:: Supplied material ::

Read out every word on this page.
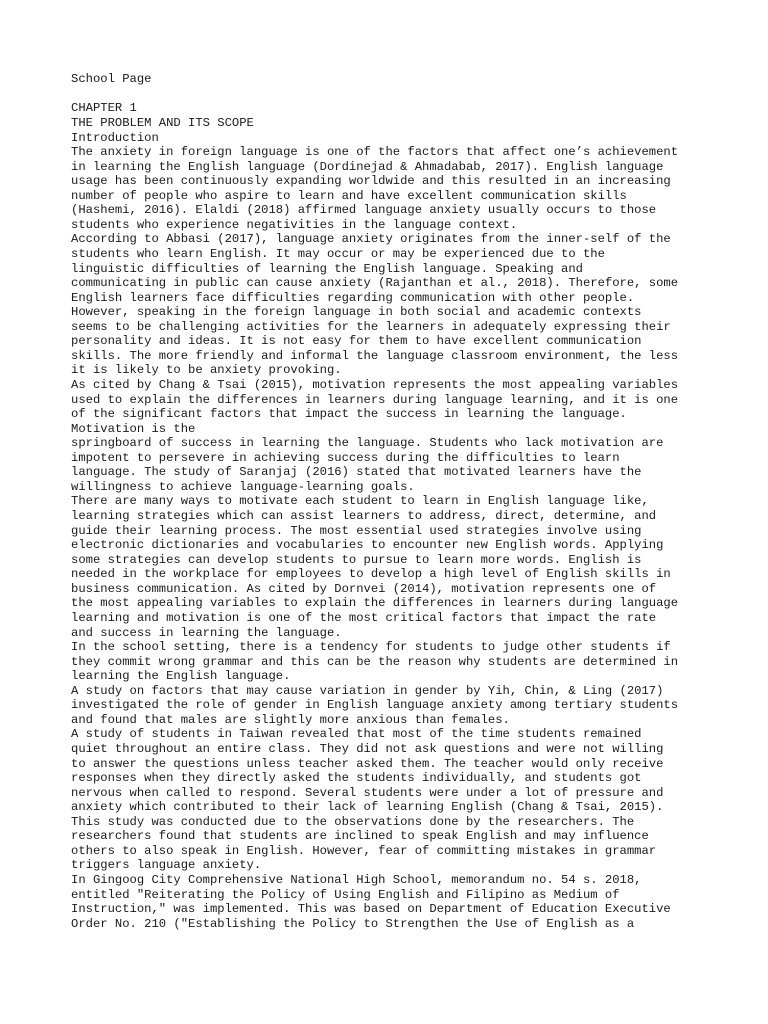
School Page
CHAPTER 1
THE PROBLEM AND ITS SCOPE
Introduction
The anxiety in foreign language is one of the factors that affect one’s achievement
in learning the English language (Dordinejad & Ahmadabab, 2017). English language
usage has been continuously expanding worldwide and this resulted in an increasing
number of people who aspire to learn and have excellent communication skills
(Hashemi, 2016). Elaldi (2018) affirmed language anxiety usually occurs to those
students who experience negativities in the language context.
According to Abbasi (2017), language anxiety originates from the inner-self of the
students who learn English. It may occur or may be experienced due to the
linguistic difficulties of learning the English language. Speaking and
communicating in public can cause anxiety (Rajanthan et al., 2018). Therefore, some
English learners face difficulties regarding communication with other people.
However, speaking in the foreign language in both social and academic contexts
seems to be challenging activities for the learners in adequately expressing their
personality and ideas. It is not easy for them to have excellent communication
skills. The more friendly and informal the language classroom environment, the less
it is likely to be anxiety provoking.
As cited by Chang & Tsai (2015), motivation represents the most appealing variables
used to explain the differences in learners during language learning, and it is one
of the significant factors that impact the success in learning the language.
Motivation is the
springboard of success in learning the language. Students who lack motivation are
impotent to persevere in achieving success during the difficulties to learn
language. The study of Saranjaj (2016) stated that motivated learners have the
willingness to achieve language-learning goals.
There are many ways to motivate each student to learn in English language like,
learning strategies which can assist learners to address, direct, determine, and
guide their learning process. The most essential used strategies involve using
electronic dictionaries and vocabularies to encounter new English words. Applying
some strategies can develop students to pursue to learn more words. English is
needed in the workplace for employees to develop a high level of English skills in
business communication. As cited by Dornvei (2014), motivation represents one of
the most appealing variables to explain the differences in learners during language
learning and motivation is one of the most critical factors that impact the rate
and success in learning the language.
In the school setting, there is a tendency for students to judge other students if
they commit wrong grammar and this can be the reason why students are determined in
learning the English language.
A study on factors that may cause variation in gender by Yih, Chin, & Ling (2017)
investigated the role of gender in English language anxiety among tertiary students
and found that males are slightly more anxious than females.
A study of students in Taiwan revealed that most of the time students remained
quiet throughout an entire class. They did not ask questions and were not willing
to answer the questions unless teacher asked them. The teacher would only receive
responses when they directly asked the students individually, and students got
nervous when called to respond. Several students were under a lot of pressure and
anxiety which contributed to their lack of learning English (Chang & Tsai, 2015).
This study was conducted due to the observations done by the researchers. The
researchers found that students are inclined to speak English and may influence
others to also speak in English. However, fear of committing mistakes in grammar
triggers language anxiety.
In Gingoog City Comprehensive National High School, memorandum no. 54 s. 2018,
entitled "Reiterating the Policy of Using English and Filipino as Medium of
Instruction," was implemented. This was based on Department of Education Executive
Order No. 210 ("Establishing the Policy to Strengthen the Use of English as a
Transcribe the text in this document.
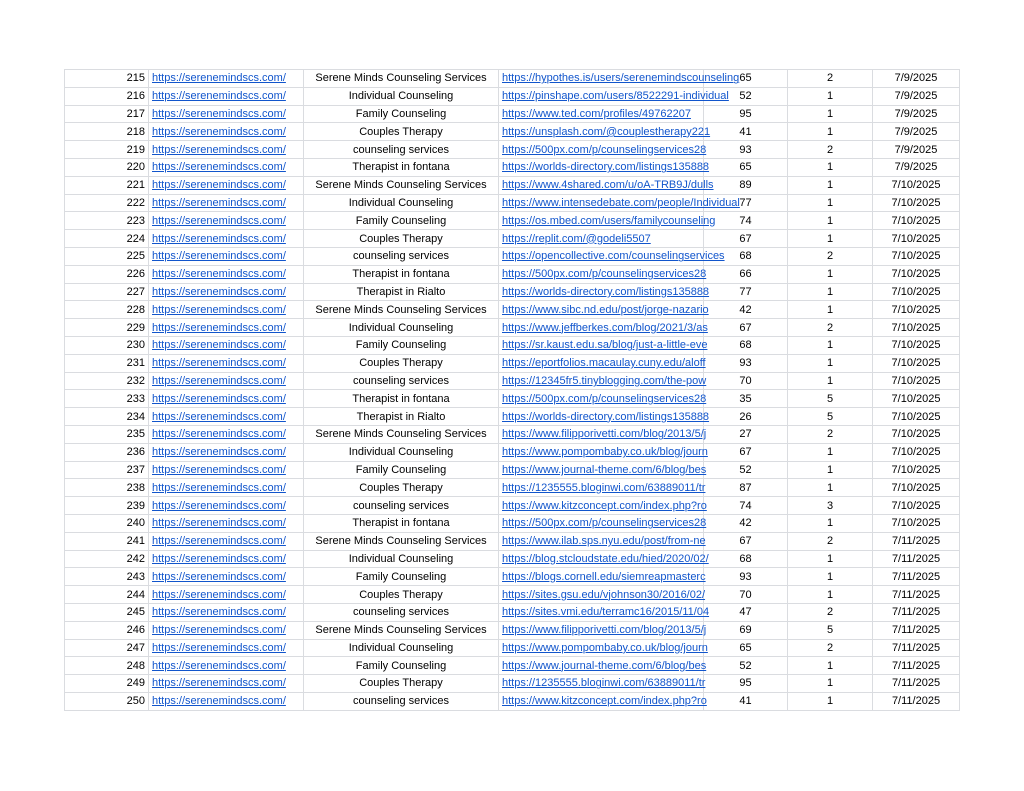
215	https://serenemindscs.com/	Serene Minds Counseling Services	https://hypothes.is/users/serenemindscounseling	65	2	7/9/2025
216	https://serenemindscs.com/	Individual Counseling	https://pinshape.com/users/8522291-individual	52	1	7/9/2025
217	https://serenemindscs.com/	Family Counseling	https://www.ted.com/profiles/49762207	95	1	7/9/2025
218	https://serenemindscs.com/	Couples Therapy	https://unsplash.com/@couplestherapy221	41	1	7/9/2025
219	https://serenemindscs.com/	counseling services	https://500px.com/p/counselingservices28	93	2	7/9/2025
220	https://serenemindscs.com/	Therapist in fontana	https://worlds-directory.com/listings135888	65	1	7/9/2025
221	https://serenemindscs.com/	Serene Minds Counseling Services	https://www.4shared.com/u/oA-TRB9J/dulls	89	1	7/10/2025
222	https://serenemindscs.com/	Individual Counseling	https://www.intensedebate.com/people/Individual	77	1	7/10/2025
223	https://serenemindscs.com/	Family Counseling	https://os.mbed.com/users/familycounseling	74	1	7/10/2025
224	https://serenemindscs.com/	Couples Therapy	https://replit.com/@godeli5507	67	1	7/10/2025
225	https://serenemindscs.com/	counseling services	https://opencollective.com/counselingservices	68	2	7/10/2025
226	https://serenemindscs.com/	Therapist in fontana	https://500px.com/p/counselingservices28	66	1	7/10/2025
227	https://serenemindscs.com/	Therapist in Rialto	https://worlds-directory.com/listings135888	77	1	7/10/2025
228	https://serenemindscs.com/	Serene Minds Counseling Services	https://www.sibc.nd.edu/post/jorge-nazario	42	1	7/10/2025
229	https://serenemindscs.com/	Individual Counseling	https://www.jeffberkes.com/blog/2021/3/as	67	2	7/10/2025
230	https://serenemindscs.com/	Family Counseling	https://sr.kaust.edu.sa/blog/just-a-little-eve	68	1	7/10/2025
231	https://serenemindscs.com/	Couples Therapy	https://eportfolios.macaulay.cuny.edu/aloff	93	1	7/10/2025
232	https://serenemindscs.com/	counseling services	https://12345fr5.tinyblogging.com/the-pow	70	1	7/10/2025
233	https://serenemindscs.com/	Therapist in fontana	https://500px.com/p/counselingservices28	35	5	7/10/2025
234	https://serenemindscs.com/	Therapist in Rialto	https://worlds-directory.com/listings135888	26	5	7/10/2025
235	https://serenemindscs.com/	Serene Minds Counseling Services	https://www.filipporivetti.com/blog/2013/5/j	27	2	7/10/2025
236	https://serenemindscs.com/	Individual Counseling	https://www.pompombaby.co.uk/blog/journ	67	1	7/10/2025
237	https://serenemindscs.com/	Family Counseling	https://www.journal-theme.com/6/blog/bes	52	1	7/10/2025
238	https://serenemindscs.com/	Couples Therapy	https://1235555.bloginwi.com/63889011/tr	87	1	7/10/2025
239	https://serenemindscs.com/	counseling services	https://www.kitzconcept.com/index.php?ro	74	3	7/10/2025
240	https://serenemindscs.com/	Therapist in fontana	https://500px.com/p/counselingservices28	42	1	7/10/2025
241	https://serenemindscs.com/	Serene Minds Counseling Services	https://www.ilab.sps.nyu.edu/post/from-ne	67	2	7/11/2025
242	https://serenemindscs.com/	Individual Counseling	https://blog.stcloudstate.edu/hied/2020/02/	68	1	7/11/2025
243	https://serenemindscs.com/	Family Counseling	https://blogs.cornell.edu/siemreapmasterc	93	1	7/11/2025
244	https://serenemindscs.com/	Couples Therapy	https://sites.gsu.edu/vjohnson30/2016/02/	70	1	7/11/2025
245	https://serenemindscs.com/	counseling services	https://sites.vmi.edu/terramc16/2015/11/04	47	2	7/11/2025
246	https://serenemindscs.com/	Serene Minds Counseling Services	https://www.filipporivetti.com/blog/2013/5/j	69	5	7/11/2025
247	https://serenemindscs.com/	Individual Counseling	https://www.pompombaby.co.uk/blog/journ	65	2	7/11/2025
248	https://serenemindscs.com/	Family Counseling	https://www.journal-theme.com/6/blog/bes	52	1	7/11/2025
249	https://serenemindscs.com/	Couples Therapy	https://1235555.bloginwi.com/63889011/tr	95	1	7/11/2025
250	https://serenemindscs.com/	counseling services	https://www.kitzconcept.com/index.php?ro	41	1	7/11/2025
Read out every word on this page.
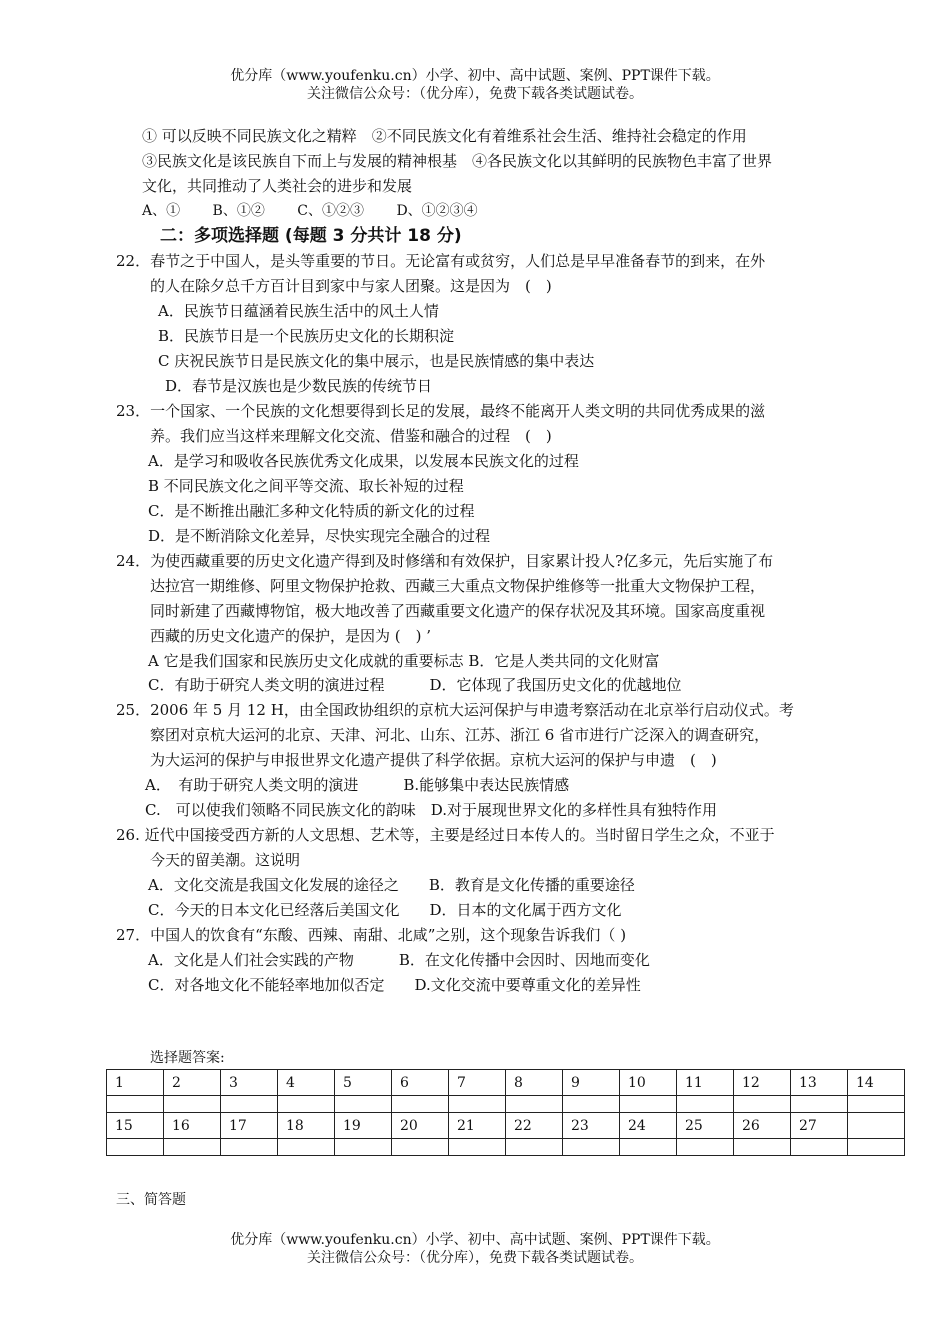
优分库（www.youfenku.cn）小学、初中、高中试题、案例、PPT课件下载。
关注微信公众号：（优分库），免费下载各类试题试卷。
① 可以反映不同民族文化之精粹　②不同民族文化有着维系社会生活、维持社会稳定的作用
③民族文化是该民族自下而上与发展的精神根基　④各民族文化以其鲜明的民族物色丰富了世界
文化，共同推动了人类社会的进步和发展
A、①　　 B、①②　　 C、①②③　　 D、①②③④
二：多项选择题 (每题 3 分共计 18 分)
22．春节之于中国人，是头等重要的节日。无论富有或贫穷，人们总是早早准备春节的到来，在外
的人在除夕总千方百计目到家中与家人团聚。这是因为　(　)
A．民族节日蕴涵着民族生活中的风土人情
B．民族节日是一个民族历史文化的长期积淀
C 庆祝民族节日是民族文化的集中展示，也是民族情感的集中表达
D．春节是汉族也是少数民族的传统节日
23．一个国家、一个民族的文化想要得到长足的发展，最终不能离开人类文明的共同优秀成果的滋
养。我们应当这样来理解文化交流、借鉴和融合的过程　(　)
A．是学习和吸收各民族优秀文化成果，以发展本民族文化的过程
B 不同民族文化之间平等交流、取长补短的过程
C．是不断推出融汇多种文化特质的新文化的过程
D．是不断消除文化差异，尽快实现完全融合的过程
24．为使西藏重要的历史文化遗产得到及时修缮和有效保护，目家累计投人?亿多元，先后实施了布
达拉宫一期维修、阿里文物保护抢救、西藏三大重点文物保护维修等一批重大文物保护工程，
同时新建了西藏博物馆，极大地改善了西藏重要文化遗产的保存状况及其环境。国家高度重视
西藏的历史文化遗产的保护，是因为 (　) ’
A 它是我们国家和民族历史文化成就的重要标志 B．它是人类共同的文化财富
C．有助于研究人类文明的演进过程　　　D．它体现了我国历史文化的优越地位
25．2006 年 5 月 12 H，由全国政协组织的京杭大运河保护与申遗考察活动在北京举行启动仪式。考
察团对京杭大运河的北京、天津、河北、山东、江苏、浙江 6 省市进行广泛深入的调查研究，
为大运河的保护与申报世界文化遗产提供了科学依据。京杭大运河的保护与申遗　(　)
A．　有助于研究人类文明的演进　　　B.能够集中表达民族情感
C.　可以使我们领略不同民族文化的韵味　D.对于展现世界文化的多样性具有独特作用
26. 近代中国接受西方新的人文思想、艺术等，主要是经过日本传人的。当时留日学生之众，不亚于
今天的留美潮。这说明
A．文化交流是我国文化发展的途径之　　B．教育是文化传播的重要途径
C．今天的日本文化已经落后美国文化　　D．日本的文化属于西方文化
27．中国人的饮食有“东酸、西辣、南甜、北咸”之别，这个现象告诉我们（ )
A．文化是人们社会实践的产物　　　B．在文化传播中会因时、因地而变化
C．对各地文化不能轻率地加似否定　　D.文化交流中要尊重文化的差异性
选择题答案:
1	2	3	4	5	6	7	8	9	10	11	12	13	14

15	16	17	18	19	20	21	22	23	24	25	26	27	

三、简答题
优分库（www.youfenku.cn）小学、初中、高中试题、案例、PPT课件下载。
关注微信公众号：（优分库），免费下载各类试题试卷。
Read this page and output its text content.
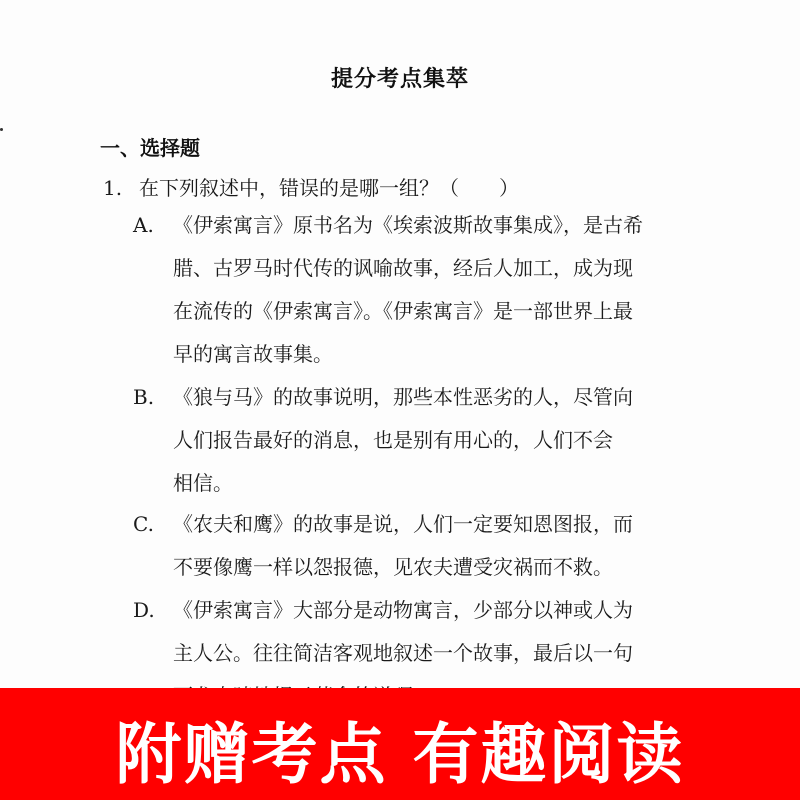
提分考点集萃
一、选择题
1. 在下列叙述中，错误的是哪一组？（　　）
A. 《伊索寓言》原书名为《埃索波斯故事集成》，是古希
腊、古罗马时代传的讽喻故事，经后人加工，成为现
在流传的《伊索寓言》。《伊索寓言》是一部世界上最
早的寓言故事集。
B. 《狼与马》的故事说明，那些本性恶劣的人，尽管向
人们报告最好的消息，也是别有用心的，人们不会
相信。
C. 《农夫和鹰》的故事是说，人们一定要知恩图报，而
不要像鹰一样以怨报德，见农夫遭受灾祸而不救。
D. 《伊索寓言》大部分是动物寓言，少部分以神或人为
主人公。往往简洁客观地叙述一个故事，最后以一句
附赠考点 有趣阅读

:::

The request:
Check each line of the records for the word "words", and show the lines that contain it.

Exercise answer:
electronic dictionaries and vocabularies to encounter new English words. Applying
some strategies can develop students to pursue to learn more words. English is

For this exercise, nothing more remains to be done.